## DIRECTIONS
Output an exact reproduction of the data.

## DATASET ENTRIES
▼

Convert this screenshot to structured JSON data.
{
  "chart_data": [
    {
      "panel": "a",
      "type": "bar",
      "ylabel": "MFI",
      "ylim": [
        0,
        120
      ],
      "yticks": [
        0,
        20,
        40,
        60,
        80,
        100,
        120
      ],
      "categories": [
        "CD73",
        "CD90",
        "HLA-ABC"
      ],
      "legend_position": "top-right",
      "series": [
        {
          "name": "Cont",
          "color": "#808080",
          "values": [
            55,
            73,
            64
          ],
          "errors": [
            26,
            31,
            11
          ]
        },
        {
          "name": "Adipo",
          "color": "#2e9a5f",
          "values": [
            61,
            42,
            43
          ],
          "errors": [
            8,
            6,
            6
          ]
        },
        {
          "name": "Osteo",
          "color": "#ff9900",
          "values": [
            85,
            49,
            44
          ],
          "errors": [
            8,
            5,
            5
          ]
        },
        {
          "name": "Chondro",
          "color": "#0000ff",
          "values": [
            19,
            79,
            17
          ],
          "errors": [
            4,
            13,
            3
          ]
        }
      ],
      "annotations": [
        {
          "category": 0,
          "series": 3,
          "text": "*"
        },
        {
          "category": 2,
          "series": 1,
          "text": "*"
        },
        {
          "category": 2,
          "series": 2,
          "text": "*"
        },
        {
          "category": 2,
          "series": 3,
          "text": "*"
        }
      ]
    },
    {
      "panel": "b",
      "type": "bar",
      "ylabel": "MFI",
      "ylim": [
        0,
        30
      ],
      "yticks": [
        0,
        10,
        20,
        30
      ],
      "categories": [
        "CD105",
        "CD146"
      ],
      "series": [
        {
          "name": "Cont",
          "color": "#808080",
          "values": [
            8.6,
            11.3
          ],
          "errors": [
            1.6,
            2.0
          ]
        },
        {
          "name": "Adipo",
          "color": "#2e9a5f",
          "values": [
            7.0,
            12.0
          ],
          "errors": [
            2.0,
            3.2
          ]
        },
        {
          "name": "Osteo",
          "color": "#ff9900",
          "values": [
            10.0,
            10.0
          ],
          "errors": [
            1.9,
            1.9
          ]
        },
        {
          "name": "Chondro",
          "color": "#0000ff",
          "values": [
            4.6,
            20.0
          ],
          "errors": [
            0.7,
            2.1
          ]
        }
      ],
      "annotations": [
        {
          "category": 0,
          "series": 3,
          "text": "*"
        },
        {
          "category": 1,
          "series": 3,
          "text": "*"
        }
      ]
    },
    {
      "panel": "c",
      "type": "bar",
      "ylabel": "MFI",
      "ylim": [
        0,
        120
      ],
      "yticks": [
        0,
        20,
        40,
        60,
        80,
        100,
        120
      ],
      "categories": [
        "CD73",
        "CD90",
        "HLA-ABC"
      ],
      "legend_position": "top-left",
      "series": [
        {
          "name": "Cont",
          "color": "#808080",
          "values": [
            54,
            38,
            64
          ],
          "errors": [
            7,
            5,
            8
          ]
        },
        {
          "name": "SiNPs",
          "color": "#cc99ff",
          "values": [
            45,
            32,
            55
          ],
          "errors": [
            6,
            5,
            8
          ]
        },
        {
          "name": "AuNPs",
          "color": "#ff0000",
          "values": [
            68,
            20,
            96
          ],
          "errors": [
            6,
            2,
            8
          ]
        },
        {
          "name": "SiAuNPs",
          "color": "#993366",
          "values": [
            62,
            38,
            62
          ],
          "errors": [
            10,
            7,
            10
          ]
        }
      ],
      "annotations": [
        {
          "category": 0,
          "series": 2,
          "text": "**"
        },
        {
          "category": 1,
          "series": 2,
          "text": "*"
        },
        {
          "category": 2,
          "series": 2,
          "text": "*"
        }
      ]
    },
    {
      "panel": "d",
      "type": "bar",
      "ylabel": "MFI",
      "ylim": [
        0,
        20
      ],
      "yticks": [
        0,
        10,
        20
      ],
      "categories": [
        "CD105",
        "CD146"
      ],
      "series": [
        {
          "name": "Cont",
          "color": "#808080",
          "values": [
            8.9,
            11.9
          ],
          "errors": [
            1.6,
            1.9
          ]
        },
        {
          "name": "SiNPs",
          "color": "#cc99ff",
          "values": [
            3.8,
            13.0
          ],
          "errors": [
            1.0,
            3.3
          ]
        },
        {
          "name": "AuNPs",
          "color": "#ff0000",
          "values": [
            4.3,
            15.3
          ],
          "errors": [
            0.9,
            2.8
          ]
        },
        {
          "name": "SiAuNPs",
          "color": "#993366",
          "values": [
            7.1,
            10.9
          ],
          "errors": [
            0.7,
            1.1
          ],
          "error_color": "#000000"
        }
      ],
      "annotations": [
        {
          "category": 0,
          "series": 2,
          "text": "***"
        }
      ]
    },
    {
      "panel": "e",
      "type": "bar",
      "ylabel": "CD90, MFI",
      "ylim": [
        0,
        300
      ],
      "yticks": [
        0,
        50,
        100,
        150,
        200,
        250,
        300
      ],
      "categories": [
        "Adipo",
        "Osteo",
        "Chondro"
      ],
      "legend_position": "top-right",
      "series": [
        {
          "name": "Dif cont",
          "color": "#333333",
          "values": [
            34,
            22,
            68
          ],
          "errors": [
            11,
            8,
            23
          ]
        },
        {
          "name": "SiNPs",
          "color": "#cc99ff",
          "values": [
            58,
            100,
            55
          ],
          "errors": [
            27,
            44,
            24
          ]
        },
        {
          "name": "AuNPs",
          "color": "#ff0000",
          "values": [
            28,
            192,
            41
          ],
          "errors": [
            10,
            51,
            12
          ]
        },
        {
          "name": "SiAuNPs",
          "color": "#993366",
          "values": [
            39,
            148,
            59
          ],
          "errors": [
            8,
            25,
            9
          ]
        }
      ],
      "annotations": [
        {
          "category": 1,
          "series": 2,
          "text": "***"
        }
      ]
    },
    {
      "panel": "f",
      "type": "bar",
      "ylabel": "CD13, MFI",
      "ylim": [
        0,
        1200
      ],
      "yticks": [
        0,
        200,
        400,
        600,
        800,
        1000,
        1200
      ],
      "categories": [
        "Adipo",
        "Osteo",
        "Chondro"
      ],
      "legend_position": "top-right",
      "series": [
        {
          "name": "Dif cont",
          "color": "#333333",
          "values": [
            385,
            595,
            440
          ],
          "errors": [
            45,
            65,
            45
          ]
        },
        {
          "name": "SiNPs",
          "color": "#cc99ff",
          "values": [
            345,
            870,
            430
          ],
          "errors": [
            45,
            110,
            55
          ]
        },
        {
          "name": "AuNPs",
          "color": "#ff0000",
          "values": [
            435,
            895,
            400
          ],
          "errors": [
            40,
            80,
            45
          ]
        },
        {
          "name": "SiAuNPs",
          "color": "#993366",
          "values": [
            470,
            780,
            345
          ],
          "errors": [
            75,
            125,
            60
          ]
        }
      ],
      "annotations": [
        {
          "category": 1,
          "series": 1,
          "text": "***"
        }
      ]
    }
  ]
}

▲

## TASK RESPONSE
Convert this screenshot to structured JSON data.
{
  "chart_data": [
    {
      "panel": "a",
      "type": "bar",
      "ylabel": "MFI",
      "ylim": [
        0,
        120
      ],
      "yticks": [
        0,
        20,
        40,
        60,
        80,
        100,
        120
      ],
      "categories": [
        "CD73",
        "CD90",
        "HLA-ABC"
      ],
      "legend_position": "top-right",
      "series": [
        {
          "name": "Cont",
          "color": "#808080",
          "values": [
            55,
            73,
            64
          ],
          "errors": [
            26,
            31,
            11
          ]
        },
        {
          "name": "Adipo",
          "color": "#2e9a5f",
          "values": [
            61,
            42,
            43
          ],
          "errors": [
            8,
            6,
            6
          ]
        },
        {
          "name": "Osteo",
          "color": "#ff9900",
          "values": [
            85,
            49,
            44
          ],
          "errors": [
            8,
            5,
            5
          ]
        },
        {
          "name": "Chondro",
          "color": "#0000ff",
          "values": [
            19,
            79,
            17
          ],
          "errors": [
            4,
            13,
            3
          ]
        }
      ],
      "annotations": [
        {
          "category": 0,
          "series": 3,
          "text": "*"
        },
        {
          "category": 2,
          "series": 1,
          "text": "*"
        },
        {
          "category": 2,
          "series": 2,
          "text": "*"
        },
        {
          "category": 2,
          "series": 3,
          "text": "*"
        }
      ]
    },
    {
      "panel": "b",
      "type": "bar",
      "ylabel": "MFI",
      "ylim": [
        0,
        30
      ],
      "yticks": [
        0,
        10,
        20,
        30
      ],
      "categories": [
        "CD105",
        "CD146"
      ],
      "series": [
        {
          "name": "Cont",
          "color": "#808080",
          "values": [
            8.6,
            11.3
          ],
          "errors": [
            1.6,
            2.0
          ]
        },
        {
          "name": "Adipo",
          "color": "#2e9a5f",
          "values": [
            7.0,
            12.0
          ],
          "errors": [
            2.0,
            3.2
          ]
        },
        {
          "name": "Osteo",
          "color": "#ff9900",
          "values": [
            10.0,
            10.0
          ],
          "errors": [
            1.9,
            1.9
          ]
        },
        {
          "name": "Chondro",
          "color": "#0000ff",
          "values": [
            4.6,
            20.0
          ],
          "errors": [
            0.7,
            2.1
          ]
        }
      ],
      "annotations": [
        {
          "category": 0,
          "series": 3,
          "text": "*"
        },
        {
          "category": 1,
          "series": 3,
          "text": "*"
        }
      ]
    },
    {
      "panel": "c",
      "type": "bar",
      "ylabel": "MFI",
      "ylim": [
        0,
        120
      ],
      "yticks": [
        0,
        20,
        40,
        60,
        80,
        100,
        120
      ],
      "categories": [
        "CD73",
        "CD90",
        "HLA-ABC"
      ],
      "legend_position": "top-left",
      "series": [
        {
          "name": "Cont",
          "color": "#808080",
          "values": [
            54,
            38,
            64
          ],
          "errors": [
            7,
            5,
            8
          ]
        },
        {
          "name": "SiNPs",
          "color": "#cc99ff",
          "values": [
            45,
            32,
            55
          ],
          "errors": [
            6,
            5,
            8
          ]
        },
        {
          "name": "AuNPs",
          "color": "#ff0000",
          "values": [
            68,
            20,
            96
          ],
          "errors": [
            6,
            2,
            8
          ]
        },
        {
          "name": "SiAuNPs",
          "color": "#993366",
          "values": [
            62,
            38,
            62
          ],
          "errors": [
            10,
            7,
            10
          ]
        }
      ],
      "annotations": [
        {
          "category": 0,
          "series": 2,
          "text": "**"
        },
        {
          "category": 1,
          "series": 2,
          "text": "*"
        },
        {
          "category": 2,
          "series": 2,
          "text": "*"
        }
      ]
    },
    {
      "panel": "d",
      "type": "bar",
      "ylabel": "MFI",
      "ylim": [
        0,
        20
      ],
      "yticks": [
        0,
        10,
        20
      ],
      "categories": [
        "CD105",
        "CD146"
      ],
      "series": [
        {
          "name": "Cont",
          "color": "#808080",
          "values": [
            8.9,
            11.9
          ],
          "errors": [
            1.6,
            1.9
          ]
        },
        {
          "name": "SiNPs",
          "color": "#cc99ff",
          "values": [
            3.8,
            13.0
          ],
          "errors": [
            1.0,
            3.3
          ]
        },
        {
          "name": "AuNPs",
          "color": "#ff0000",
          "values": [
            4.3,
            15.3
          ],
          "errors": [
            0.9,
            2.8
          ]
        },
        {
          "name": "SiAuNPs",
          "color": "#993366",
          "values": [
            7.1,
            10.9
          ],
          "errors": [
            0.7,
            1.1
          ],
          "error_color": "#000000"
        }
      ],
      "annotations": [
        {
          "category": 0,
          "series": 2,
          "text": "***"
        }
      ]
    },
    {
      "panel": "e",
      "type": "bar",
      "ylabel": "CD90, MFI",
      "ylim": [
        0,
        300
      ],
      "yticks": [
        0,
        50,
        100,
        150,
        200,
        250,
        300
      ],
      "categories": [
        "Adipo",
        "Osteo",
        "Chondro"
      ],
      "legend_position": "top-right",
      "series": [
        {
          "name": "Dif cont",
          "color": "#333333",
          "values": [
            34,
            22,
            68
          ],
          "errors": [
            11,
            8,
            23
          ]
        },
        {
          "name": "SiNPs",
          "color": "#cc99ff",
          "values": [
            58,
            100,
            55
          ],
          "errors": [
            27,
            44,
            24
          ]
        },
        {
          "name": "AuNPs",
          "color": "#ff0000",
          "values": [
            28,
            192,
            41
          ],
          "errors": [
            10,
            51,
            12
          ]
        },
        {
          "name": "SiAuNPs",
          "color": "#993366",
          "values": [
            39,
            148,
            59
          ],
          "errors": [
            8,
            25,
            9
          ]
        }
      ],
      "annotations": [
        {
          "category": 1,
          "series": 2,
          "text": "***"
        }
      ]
    },
    {
      "panel": "f",
      "type": "bar",
      "ylabel": "CD13, MFI",
      "ylim": [
        0,
        1200
      ],
      "yticks": [
        0,
        200,
        400,
        600,
        800,
        1000,
        1200
      ],
      "categories": [
        "Adipo",
        "Osteo",
        "Chondro"
      ],
      "legend_position": "top-right",
      "series": [
        {
          "name": "Dif cont",
          "color": "#333333",
          "values": [
            385,
            595,
            440
          ],
          "errors": [
            45,
            65,
            45
          ]
        },
        {
          "name": "SiNPs",
          "color": "#cc99ff",
          "values": [
            345,
            870,
            430
          ],
          "errors": [
            45,
            110,
            55
          ]
        },
        {
          "name": "AuNPs",
          "color": "#ff0000",
          "values": [
            435,
            895,
            400
          ],
          "errors": [
            40,
            80,
            45
          ]
        },
        {
          "name": "SiAuNPs",
          "color": "#993366",
          "values": [
            470,
            780,
            345
          ],
          "errors": [
            75,
            125,
            60
          ]
        }
      ],
      "annotations": [
        {
          "category": 1,
          "series": 1,
          "text": "***"
        }
      ]
    }
  ]
}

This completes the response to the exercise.